PROBLEM DETAILS: Copy out lines with the word "JSON" from the material that follows.

SUPPLIED MATERIAL:
• • • • •
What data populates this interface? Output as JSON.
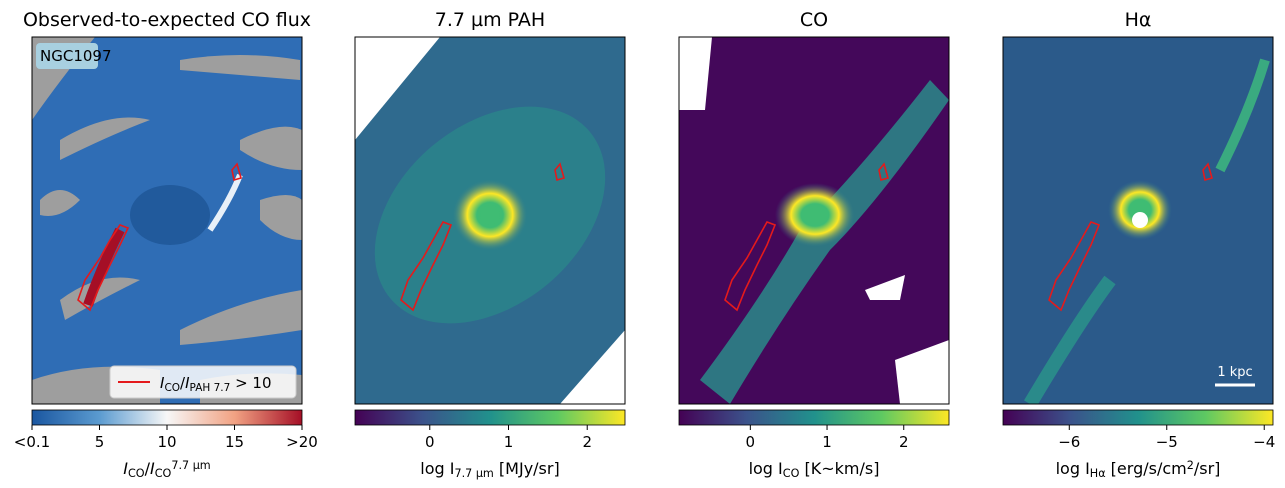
{
  "panels": [
    {
      "title": "Observed-to-expected CO flux",
      "annotation": "NGC1097",
      "legend": [
        {
          "text": "I",
          "italic": true
        },
        {
          "text": "CO",
          "sub": true
        },
        {
          "text": "/"
        },
        {
          "text": "I",
          "italic": true
        },
        {
          "text": "PAH 7.7",
          "sub": true
        },
        {
          "text": " > 10"
        }
      ],
      "colorbar": {
        "lim": [
          0,
          20
        ],
        "ticks": [
          {
            "value": 0,
            "label": "<0.1"
          },
          5,
          10,
          15,
          {
            "value": 20,
            "label": ">20"
          }
        ],
        "colors": [
          "#1a56a0",
          "#5b9bd0",
          "#f7f7f7",
          "#f1a283",
          "#a50f26"
        ],
        "label": [
          {
            "text": "I",
            "italic": true
          },
          {
            "text": "CO",
            "sub": true
          },
          {
            "text": "/"
          },
          {
            "text": "I",
            "italic": true
          },
          {
            "text": "CO",
            "sub": true
          },
          {
            "text": "7.7 µm",
            "sup": true
          }
        ]
      }
    },
    {
      "title": "7.7 µm PAH",
      "colorbar": {
        "lim": [
          -0.95,
          2.48
        ],
        "ticks": [
          0,
          1,
          2
        ],
        "colors": [
          "#440154",
          "#3b528b",
          "#21918c",
          "#5ec962",
          "#fde725"
        ],
        "label": [
          {
            "text": "log I"
          },
          {
            "text": "7.7 µm",
            "sub": true
          },
          {
            "text": " [MJy/sr]"
          }
        ]
      }
    },
    {
      "title": "CO",
      "colorbar": {
        "lim": [
          -0.93,
          2.59
        ],
        "ticks": [
          0,
          1,
          2
        ],
        "colors": [
          "#440154",
          "#3b528b",
          "#21918c",
          "#5ec962",
          "#fde725"
        ],
        "label": [
          {
            "text": "log I"
          },
          {
            "text": "CO",
            "sub": true
          },
          {
            "text": " [K~km/s]"
          }
        ]
      }
    },
    {
      "title": "Hα",
      "scalebar": "1 kpc",
      "colorbar": {
        "lim": [
          -6.68,
          -3.91
        ],
        "ticks": [
          {
            "value": -6,
            "label": "−6"
          },
          {
            "value": -5,
            "label": "−5"
          },
          {
            "value": -4,
            "label": "−4"
          }
        ],
        "colors": [
          "#440154",
          "#3b528b",
          "#21918c",
          "#5ec962",
          "#fde725"
        ],
        "label": [
          {
            "text": "log I"
          },
          {
            "text": "Hα",
            "sub": true
          },
          {
            "text": " [erg/s/cm"
          },
          {
            "text": "2",
            "sup": true
          },
          {
            "text": "/sr]"
          }
        ]
      }
    }
  ]
}
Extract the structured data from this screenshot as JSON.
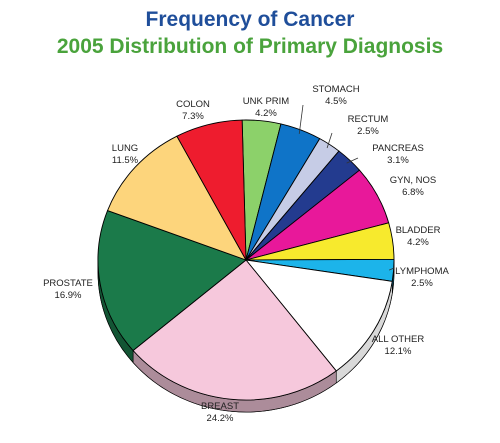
{
  "chart_data": {
    "type": "pie",
    "title": "Frequency of Cancer",
    "subtitle": "2005 Distribution of Primary Diagnosis",
    "slices": [
      {
        "name": "UNK PRIM",
        "value": 4.2,
        "label": "4.2%",
        "color": "#8cd16a"
      },
      {
        "name": "STOMACH",
        "value": 4.5,
        "label": "4.5%",
        "color": "#0f74c8"
      },
      {
        "name": "RECTUM",
        "value": 2.5,
        "label": "2.5%",
        "color": "#c6cce6"
      },
      {
        "name": "PANCREAS",
        "value": 3.1,
        "label": "3.1%",
        "color": "#233b8f"
      },
      {
        "name": "GYN, NOS",
        "value": 6.8,
        "label": "6.8%",
        "color": "#e8189a"
      },
      {
        "name": "BLADDER",
        "value": 4.2,
        "label": "4.2%",
        "color": "#f7ea2d"
      },
      {
        "name": "LYMPHOMA",
        "value": 2.5,
        "label": "2.5%",
        "color": "#1cb4ea"
      },
      {
        "name": "ALL OTHER",
        "value": 12.1,
        "label": "12.1%",
        "color": "#ffffff"
      },
      {
        "name": "BREAST",
        "value": 24.2,
        "label": "24.2%",
        "color": "#f6c8dc"
      },
      {
        "name": "PROSTATE",
        "value": 16.9,
        "label": "16.9%",
        "color": "#1b7a4a"
      },
      {
        "name": "LUNG",
        "value": 11.5,
        "label": "11.5%",
        "color": "#fdd57c"
      },
      {
        "name": "COLON",
        "value": 7.3,
        "label": "7.3%",
        "color": "#ee1c2e"
      }
    ]
  }
}
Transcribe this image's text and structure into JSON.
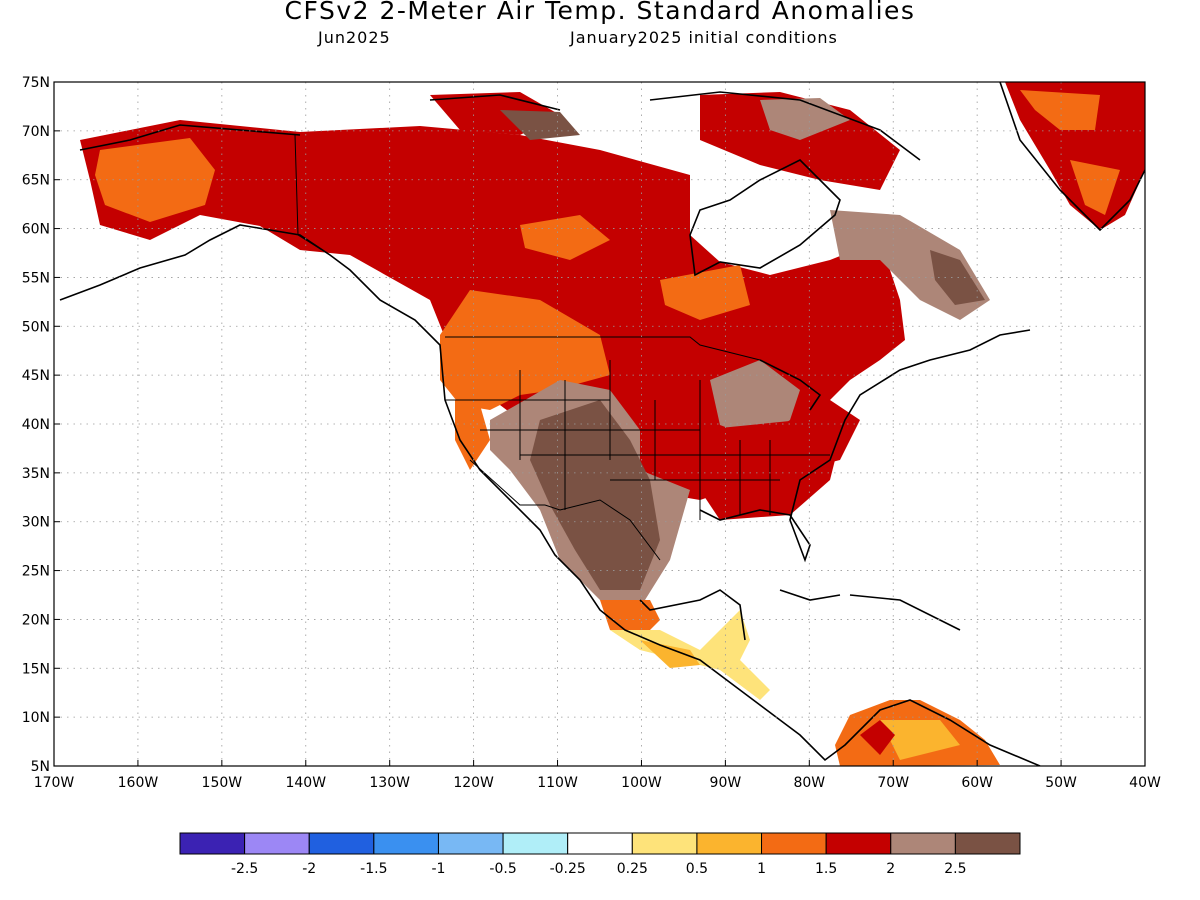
{
  "header": {
    "title": "CFSv2 2-Meter Air Temp. Standard Anomalies",
    "valid_month": "Jun2025",
    "init": "January2025 initial conditions"
  },
  "axes": {
    "lat_labels": [
      "75N",
      "70N",
      "65N",
      "60N",
      "55N",
      "50N",
      "45N",
      "40N",
      "35N",
      "30N",
      "25N",
      "20N",
      "15N",
      "10N",
      "5N"
    ],
    "lon_labels": [
      "170W",
      "160W",
      "150W",
      "140W",
      "130W",
      "120W",
      "110W",
      "100W",
      "90W",
      "80W",
      "70W",
      "60W",
      "50W",
      "40W"
    ],
    "lat_range": [
      5,
      75
    ],
    "lon_range": [
      -170,
      -40
    ]
  },
  "colorbar": {
    "colors": [
      "#3b22b3",
      "#9c87f5",
      "#2060e0",
      "#3a90f0",
      "#78b8f4",
      "#b0eef8",
      "#ffffff",
      "#fee37a",
      "#fbb42e",
      "#f36b14",
      "#c40000",
      "#ad8678",
      "#7a5244"
    ],
    "labels": [
      "-2.5",
      "-2",
      "-1.5",
      "-1",
      "-0.5",
      "-0.25",
      "0.25",
      "0.5",
      "1",
      "1.5",
      "2",
      "2.5"
    ]
  }
}
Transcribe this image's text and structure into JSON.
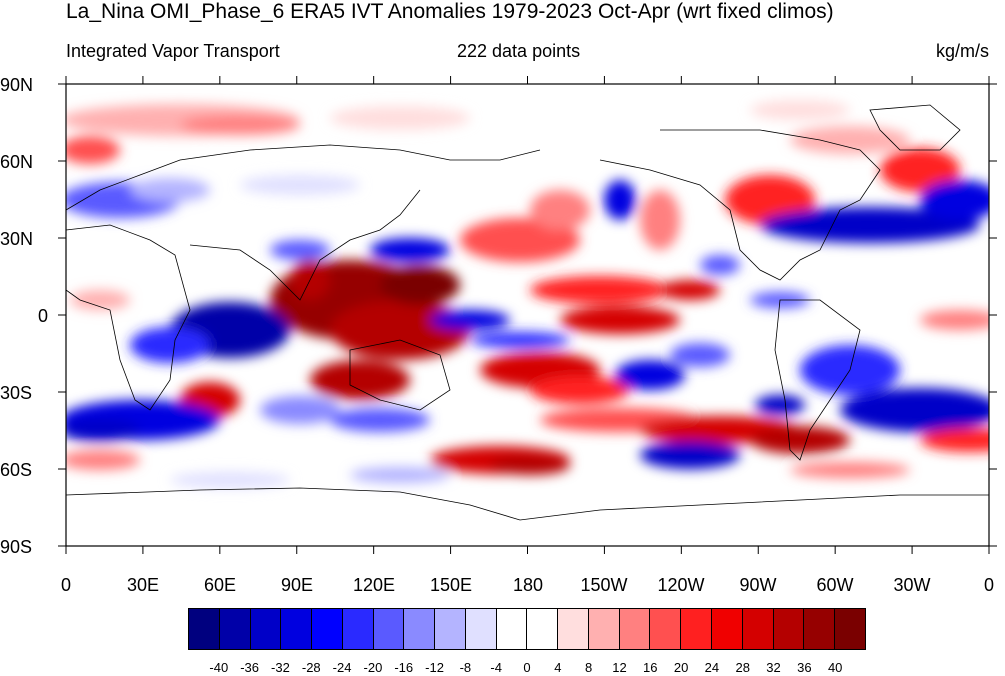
{
  "title": "La_Nina OMI_Phase_6 ERA5 IVT Anomalies 1979-2023 Oct-Apr (wrt fixed climos)",
  "subtitle_left": "Integrated Vapor Transport",
  "subtitle_center": "222 data points",
  "subtitle_right": "kg/m/s",
  "map": {
    "lat_labels": [
      "90N",
      "60N",
      "30N",
      "0",
      "30S",
      "60S",
      "90S"
    ],
    "lon_labels": [
      "0",
      "30E",
      "60E",
      "90E",
      "120E",
      "150E",
      "180",
      "150W",
      "120W",
      "90W",
      "60W",
      "30W",
      "0"
    ]
  },
  "colorbar": {
    "colors": [
      "#00007f",
      "#0000a8",
      "#0000c8",
      "#0000e0",
      "#0000ff",
      "#2a2aff",
      "#5a5aff",
      "#8a8aff",
      "#b4b4ff",
      "#e0e0ff",
      "#ffffff",
      "#ffffff",
      "#ffdede",
      "#ffb0b0",
      "#ff8080",
      "#ff5050",
      "#ff2020",
      "#f00000",
      "#d40000",
      "#b40000",
      "#960000",
      "#7a0000"
    ],
    "tick_labels": [
      "-40",
      "-36",
      "-32",
      "-28",
      "-24",
      "-20",
      "-16",
      "-12",
      "-8",
      "-4",
      "0",
      "4",
      "8",
      "12",
      "16",
      "20",
      "24",
      "28",
      "32",
      "36",
      "40"
    ]
  }
}
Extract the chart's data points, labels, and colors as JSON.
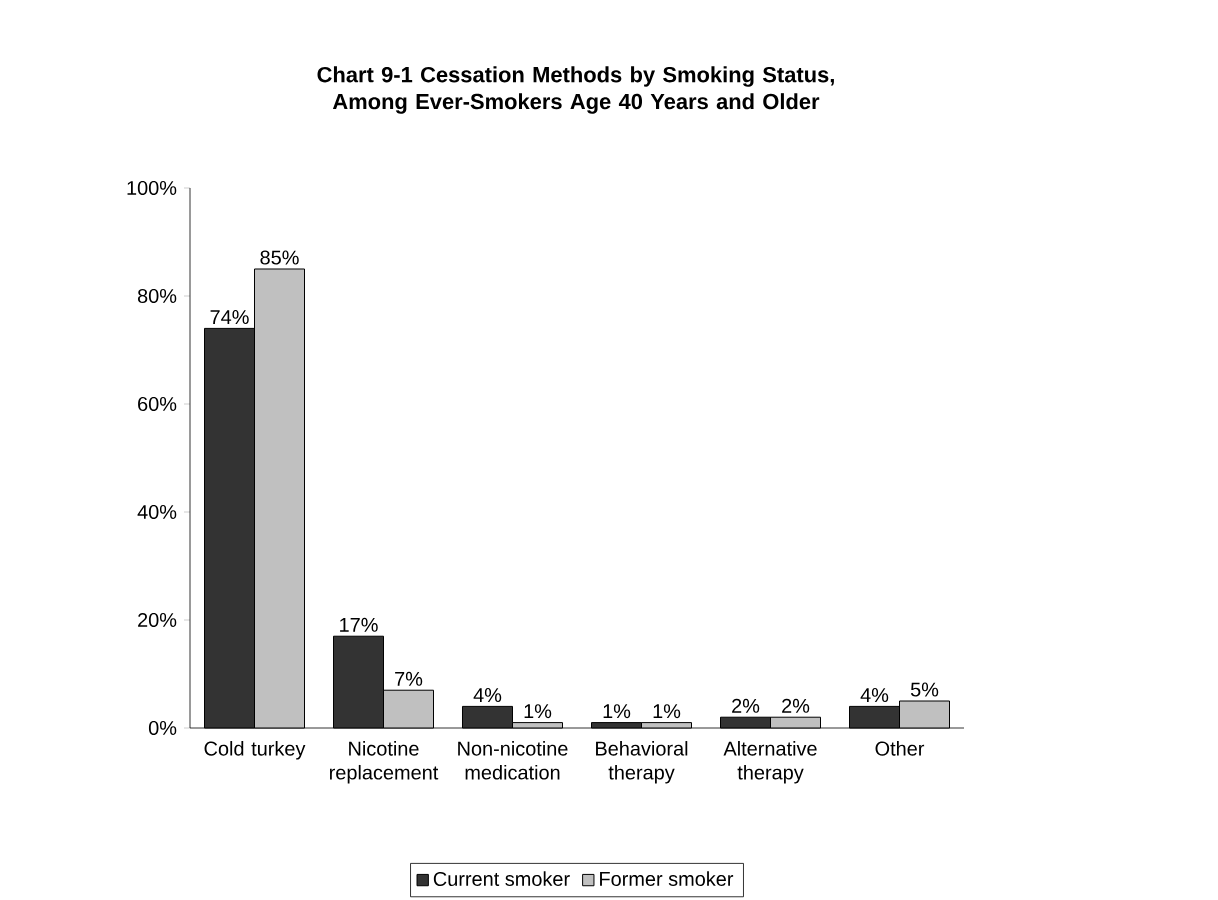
• • • • •
WRITTEN RESPONSE:
What data populates this interface? Output as JSON.
Extract the structured data from this screenshot as JSON.
Transcribe this image's text and structure into JSON.
Transcribe this image's text and structure into JSON.
Extract the chart's data points, labels, and colors as JSON.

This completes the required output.